* **Task requirements**: Below is a listing. Copy each line of it that holds the word "content".

* **Information supplied**:
******

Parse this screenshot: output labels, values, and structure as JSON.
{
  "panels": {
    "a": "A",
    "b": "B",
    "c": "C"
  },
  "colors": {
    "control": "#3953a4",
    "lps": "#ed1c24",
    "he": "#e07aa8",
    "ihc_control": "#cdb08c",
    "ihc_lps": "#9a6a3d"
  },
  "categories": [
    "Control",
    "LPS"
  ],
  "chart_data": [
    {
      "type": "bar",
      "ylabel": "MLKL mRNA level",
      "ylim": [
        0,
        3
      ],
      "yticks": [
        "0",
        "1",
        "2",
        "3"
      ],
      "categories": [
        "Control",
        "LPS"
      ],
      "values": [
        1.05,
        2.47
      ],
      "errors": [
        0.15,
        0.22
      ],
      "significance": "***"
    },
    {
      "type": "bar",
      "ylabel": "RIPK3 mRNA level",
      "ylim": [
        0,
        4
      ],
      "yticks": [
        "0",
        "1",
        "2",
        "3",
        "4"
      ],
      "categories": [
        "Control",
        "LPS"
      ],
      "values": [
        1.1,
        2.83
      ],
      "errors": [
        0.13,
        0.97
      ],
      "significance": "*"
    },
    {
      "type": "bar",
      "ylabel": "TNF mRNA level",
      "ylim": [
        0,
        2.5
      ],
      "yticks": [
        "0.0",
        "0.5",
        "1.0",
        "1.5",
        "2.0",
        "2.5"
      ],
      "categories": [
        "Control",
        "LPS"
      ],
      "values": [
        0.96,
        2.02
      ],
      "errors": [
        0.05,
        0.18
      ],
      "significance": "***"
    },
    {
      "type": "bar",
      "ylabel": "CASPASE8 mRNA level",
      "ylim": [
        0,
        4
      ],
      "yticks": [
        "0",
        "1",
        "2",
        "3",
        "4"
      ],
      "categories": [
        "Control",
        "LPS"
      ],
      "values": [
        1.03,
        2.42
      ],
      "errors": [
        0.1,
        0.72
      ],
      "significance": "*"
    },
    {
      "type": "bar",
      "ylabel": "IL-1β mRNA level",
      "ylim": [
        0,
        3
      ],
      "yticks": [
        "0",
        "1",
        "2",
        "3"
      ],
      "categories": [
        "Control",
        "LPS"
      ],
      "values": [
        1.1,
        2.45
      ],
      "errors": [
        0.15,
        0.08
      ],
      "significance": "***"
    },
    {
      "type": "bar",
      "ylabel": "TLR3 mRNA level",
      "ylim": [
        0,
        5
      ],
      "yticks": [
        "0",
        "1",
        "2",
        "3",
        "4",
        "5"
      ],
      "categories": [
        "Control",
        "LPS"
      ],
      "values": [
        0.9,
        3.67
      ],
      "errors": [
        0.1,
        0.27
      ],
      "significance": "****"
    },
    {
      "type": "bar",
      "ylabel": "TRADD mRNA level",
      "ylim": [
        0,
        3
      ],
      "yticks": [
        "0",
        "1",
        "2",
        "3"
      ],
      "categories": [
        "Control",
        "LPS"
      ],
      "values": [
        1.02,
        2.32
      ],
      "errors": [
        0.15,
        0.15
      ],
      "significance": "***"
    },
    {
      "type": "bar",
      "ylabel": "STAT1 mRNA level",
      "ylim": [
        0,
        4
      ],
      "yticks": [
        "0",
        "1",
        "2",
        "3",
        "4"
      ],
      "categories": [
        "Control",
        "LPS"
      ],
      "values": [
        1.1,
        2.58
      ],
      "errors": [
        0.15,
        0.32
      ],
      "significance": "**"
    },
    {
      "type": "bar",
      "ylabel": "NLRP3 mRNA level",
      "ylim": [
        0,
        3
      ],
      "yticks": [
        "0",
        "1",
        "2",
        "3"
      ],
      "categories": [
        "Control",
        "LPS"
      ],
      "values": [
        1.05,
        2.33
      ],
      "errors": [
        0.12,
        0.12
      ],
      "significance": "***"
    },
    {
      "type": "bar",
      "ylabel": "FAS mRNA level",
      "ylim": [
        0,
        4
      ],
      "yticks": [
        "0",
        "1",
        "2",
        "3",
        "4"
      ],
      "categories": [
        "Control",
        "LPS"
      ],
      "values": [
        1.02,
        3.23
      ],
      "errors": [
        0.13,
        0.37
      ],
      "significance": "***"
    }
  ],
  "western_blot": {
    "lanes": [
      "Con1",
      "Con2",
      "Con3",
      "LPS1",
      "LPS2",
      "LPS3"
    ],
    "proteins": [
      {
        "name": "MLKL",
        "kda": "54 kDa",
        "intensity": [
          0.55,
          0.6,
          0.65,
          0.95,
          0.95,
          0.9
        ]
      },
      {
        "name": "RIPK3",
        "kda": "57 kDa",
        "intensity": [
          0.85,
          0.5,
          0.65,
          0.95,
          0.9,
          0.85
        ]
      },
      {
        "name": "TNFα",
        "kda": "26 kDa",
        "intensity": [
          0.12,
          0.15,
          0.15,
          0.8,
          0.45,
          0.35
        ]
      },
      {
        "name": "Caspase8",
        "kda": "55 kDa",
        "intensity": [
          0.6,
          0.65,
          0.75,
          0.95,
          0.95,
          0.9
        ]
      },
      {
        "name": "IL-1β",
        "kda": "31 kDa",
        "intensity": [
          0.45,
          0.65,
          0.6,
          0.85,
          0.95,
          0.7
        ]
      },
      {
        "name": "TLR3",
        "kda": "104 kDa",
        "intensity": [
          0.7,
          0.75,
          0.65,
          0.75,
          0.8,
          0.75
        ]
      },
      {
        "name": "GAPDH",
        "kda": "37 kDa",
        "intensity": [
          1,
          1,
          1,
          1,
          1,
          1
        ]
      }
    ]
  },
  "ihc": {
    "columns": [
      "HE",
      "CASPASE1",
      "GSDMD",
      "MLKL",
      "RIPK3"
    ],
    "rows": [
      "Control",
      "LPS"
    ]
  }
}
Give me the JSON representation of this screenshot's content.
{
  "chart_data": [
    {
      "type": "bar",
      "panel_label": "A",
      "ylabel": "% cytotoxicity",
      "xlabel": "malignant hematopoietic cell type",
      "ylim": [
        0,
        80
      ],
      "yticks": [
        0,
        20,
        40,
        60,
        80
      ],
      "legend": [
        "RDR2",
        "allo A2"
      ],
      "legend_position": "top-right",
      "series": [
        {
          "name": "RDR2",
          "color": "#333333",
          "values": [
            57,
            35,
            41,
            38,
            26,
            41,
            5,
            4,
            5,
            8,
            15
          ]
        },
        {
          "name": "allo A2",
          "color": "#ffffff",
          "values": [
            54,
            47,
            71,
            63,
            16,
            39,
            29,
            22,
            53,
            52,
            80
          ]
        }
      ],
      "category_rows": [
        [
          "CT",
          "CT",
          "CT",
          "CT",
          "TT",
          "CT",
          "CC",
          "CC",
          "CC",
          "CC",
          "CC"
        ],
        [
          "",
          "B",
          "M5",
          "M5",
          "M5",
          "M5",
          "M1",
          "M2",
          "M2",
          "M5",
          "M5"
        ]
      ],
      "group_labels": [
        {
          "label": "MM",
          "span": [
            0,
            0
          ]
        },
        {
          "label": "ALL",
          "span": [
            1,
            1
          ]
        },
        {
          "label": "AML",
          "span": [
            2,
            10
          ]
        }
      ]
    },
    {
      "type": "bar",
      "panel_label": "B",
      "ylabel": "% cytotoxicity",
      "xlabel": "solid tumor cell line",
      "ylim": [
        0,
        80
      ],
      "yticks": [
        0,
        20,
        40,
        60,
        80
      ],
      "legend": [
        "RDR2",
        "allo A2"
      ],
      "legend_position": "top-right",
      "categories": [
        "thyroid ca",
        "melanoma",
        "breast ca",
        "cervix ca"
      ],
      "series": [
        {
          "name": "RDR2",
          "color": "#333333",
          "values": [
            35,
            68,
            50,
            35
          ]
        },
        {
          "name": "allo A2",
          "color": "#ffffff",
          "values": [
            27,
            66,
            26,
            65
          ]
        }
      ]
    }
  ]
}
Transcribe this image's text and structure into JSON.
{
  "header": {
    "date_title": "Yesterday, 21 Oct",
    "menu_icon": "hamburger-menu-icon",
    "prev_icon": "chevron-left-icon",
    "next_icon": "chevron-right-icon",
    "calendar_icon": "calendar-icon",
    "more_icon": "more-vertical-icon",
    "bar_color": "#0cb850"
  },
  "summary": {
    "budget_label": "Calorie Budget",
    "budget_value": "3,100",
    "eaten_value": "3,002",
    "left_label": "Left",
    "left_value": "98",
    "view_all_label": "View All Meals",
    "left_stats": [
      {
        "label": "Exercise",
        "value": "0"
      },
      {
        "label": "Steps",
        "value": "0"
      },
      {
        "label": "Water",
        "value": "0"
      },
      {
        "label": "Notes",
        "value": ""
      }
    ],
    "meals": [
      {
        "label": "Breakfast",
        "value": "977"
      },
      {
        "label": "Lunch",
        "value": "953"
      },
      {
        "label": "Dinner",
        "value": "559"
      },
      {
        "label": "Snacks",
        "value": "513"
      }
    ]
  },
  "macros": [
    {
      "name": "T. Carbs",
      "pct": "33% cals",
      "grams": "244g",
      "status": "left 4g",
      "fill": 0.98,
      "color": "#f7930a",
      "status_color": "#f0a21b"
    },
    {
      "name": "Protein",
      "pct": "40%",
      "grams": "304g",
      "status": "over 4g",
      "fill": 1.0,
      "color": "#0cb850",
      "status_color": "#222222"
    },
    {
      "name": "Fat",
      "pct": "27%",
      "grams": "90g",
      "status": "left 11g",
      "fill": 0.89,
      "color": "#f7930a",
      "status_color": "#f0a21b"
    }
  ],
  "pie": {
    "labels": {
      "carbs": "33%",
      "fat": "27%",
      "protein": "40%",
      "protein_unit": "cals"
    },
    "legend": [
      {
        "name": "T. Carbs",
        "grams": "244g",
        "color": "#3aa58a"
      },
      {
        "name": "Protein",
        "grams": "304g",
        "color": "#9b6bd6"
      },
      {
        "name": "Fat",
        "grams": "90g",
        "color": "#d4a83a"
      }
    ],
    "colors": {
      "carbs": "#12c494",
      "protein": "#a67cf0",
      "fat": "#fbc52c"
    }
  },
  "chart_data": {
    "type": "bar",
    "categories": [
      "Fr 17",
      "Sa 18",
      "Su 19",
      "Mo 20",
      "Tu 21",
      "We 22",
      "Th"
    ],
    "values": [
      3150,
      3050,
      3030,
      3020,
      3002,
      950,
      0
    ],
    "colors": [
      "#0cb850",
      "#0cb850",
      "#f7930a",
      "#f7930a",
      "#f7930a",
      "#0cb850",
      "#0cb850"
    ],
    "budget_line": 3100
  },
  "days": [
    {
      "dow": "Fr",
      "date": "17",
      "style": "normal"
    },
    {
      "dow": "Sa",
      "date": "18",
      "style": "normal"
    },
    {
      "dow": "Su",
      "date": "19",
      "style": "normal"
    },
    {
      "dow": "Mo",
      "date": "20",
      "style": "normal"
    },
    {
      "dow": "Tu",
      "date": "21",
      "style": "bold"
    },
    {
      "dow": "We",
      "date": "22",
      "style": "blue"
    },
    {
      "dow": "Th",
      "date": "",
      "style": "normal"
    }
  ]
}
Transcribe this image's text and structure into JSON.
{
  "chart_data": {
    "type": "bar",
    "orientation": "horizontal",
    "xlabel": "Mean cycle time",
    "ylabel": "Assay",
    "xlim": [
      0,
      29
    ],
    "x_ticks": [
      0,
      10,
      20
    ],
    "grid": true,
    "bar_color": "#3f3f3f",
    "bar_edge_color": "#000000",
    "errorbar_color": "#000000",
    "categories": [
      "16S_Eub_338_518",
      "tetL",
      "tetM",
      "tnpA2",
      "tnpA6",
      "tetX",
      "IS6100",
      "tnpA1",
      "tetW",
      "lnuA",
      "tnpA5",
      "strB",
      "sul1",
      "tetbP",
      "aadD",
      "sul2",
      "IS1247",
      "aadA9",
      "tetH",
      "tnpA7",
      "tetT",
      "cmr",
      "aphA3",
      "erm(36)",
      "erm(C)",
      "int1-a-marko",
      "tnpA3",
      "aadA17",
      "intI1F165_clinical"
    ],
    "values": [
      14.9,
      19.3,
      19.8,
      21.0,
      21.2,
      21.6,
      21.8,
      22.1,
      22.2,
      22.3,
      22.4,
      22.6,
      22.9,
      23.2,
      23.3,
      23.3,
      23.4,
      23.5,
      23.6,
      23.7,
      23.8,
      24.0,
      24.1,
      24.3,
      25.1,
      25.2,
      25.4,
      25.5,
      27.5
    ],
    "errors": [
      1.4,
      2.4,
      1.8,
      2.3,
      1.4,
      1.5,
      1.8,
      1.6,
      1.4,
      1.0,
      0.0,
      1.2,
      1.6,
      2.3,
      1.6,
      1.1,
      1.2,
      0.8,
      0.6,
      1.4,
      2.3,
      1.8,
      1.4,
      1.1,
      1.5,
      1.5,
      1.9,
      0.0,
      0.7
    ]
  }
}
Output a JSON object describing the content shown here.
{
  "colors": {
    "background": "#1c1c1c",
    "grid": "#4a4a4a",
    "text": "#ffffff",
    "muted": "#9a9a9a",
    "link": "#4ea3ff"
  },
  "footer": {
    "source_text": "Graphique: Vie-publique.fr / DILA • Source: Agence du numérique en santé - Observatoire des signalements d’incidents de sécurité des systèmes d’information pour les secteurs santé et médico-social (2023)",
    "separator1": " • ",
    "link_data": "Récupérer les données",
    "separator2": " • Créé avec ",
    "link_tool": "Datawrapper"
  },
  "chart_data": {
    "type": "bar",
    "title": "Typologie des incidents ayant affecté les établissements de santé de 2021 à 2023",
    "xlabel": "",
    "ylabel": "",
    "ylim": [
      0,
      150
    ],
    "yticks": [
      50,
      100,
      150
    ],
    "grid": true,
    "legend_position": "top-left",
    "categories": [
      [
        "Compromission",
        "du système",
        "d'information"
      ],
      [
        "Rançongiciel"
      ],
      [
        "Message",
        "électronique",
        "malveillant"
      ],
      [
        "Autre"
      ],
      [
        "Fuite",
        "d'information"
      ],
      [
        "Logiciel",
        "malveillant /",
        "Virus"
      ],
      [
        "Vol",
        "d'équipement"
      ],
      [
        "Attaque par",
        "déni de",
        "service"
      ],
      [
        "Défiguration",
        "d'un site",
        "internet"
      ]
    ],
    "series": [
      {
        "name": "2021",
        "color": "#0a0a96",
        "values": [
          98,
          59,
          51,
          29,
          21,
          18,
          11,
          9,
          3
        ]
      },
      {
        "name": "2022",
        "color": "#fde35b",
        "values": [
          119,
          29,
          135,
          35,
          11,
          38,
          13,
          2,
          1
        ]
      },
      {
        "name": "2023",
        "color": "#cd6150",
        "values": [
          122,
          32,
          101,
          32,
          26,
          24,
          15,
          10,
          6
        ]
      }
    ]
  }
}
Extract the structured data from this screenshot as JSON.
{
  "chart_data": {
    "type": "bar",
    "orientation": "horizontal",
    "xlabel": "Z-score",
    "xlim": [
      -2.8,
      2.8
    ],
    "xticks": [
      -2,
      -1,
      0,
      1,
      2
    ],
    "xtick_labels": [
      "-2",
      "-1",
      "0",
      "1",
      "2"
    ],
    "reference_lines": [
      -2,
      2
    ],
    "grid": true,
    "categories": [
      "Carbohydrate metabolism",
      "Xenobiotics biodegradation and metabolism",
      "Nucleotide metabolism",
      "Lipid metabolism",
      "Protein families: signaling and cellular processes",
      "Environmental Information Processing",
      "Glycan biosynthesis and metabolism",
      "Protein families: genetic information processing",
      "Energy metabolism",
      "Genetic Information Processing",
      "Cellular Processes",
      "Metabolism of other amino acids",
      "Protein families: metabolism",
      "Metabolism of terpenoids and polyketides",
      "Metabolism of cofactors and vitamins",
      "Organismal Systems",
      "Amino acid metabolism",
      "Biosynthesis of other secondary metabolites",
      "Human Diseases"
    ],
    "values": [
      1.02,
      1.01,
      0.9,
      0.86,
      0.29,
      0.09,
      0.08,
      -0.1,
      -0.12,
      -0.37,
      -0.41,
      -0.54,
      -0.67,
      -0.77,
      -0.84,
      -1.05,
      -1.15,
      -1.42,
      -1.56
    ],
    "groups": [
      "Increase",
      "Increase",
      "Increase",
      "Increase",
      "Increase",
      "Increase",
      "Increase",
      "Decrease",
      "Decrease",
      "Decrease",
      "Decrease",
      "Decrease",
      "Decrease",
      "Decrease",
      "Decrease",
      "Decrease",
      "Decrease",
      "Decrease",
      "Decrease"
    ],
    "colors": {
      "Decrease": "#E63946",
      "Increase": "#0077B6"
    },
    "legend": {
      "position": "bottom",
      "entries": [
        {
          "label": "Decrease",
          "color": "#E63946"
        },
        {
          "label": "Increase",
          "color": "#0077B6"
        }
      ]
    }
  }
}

******

* **Written answer**:
Give me the JSON representation of this screenshot's content.
Output a JSON object describing the content shown here.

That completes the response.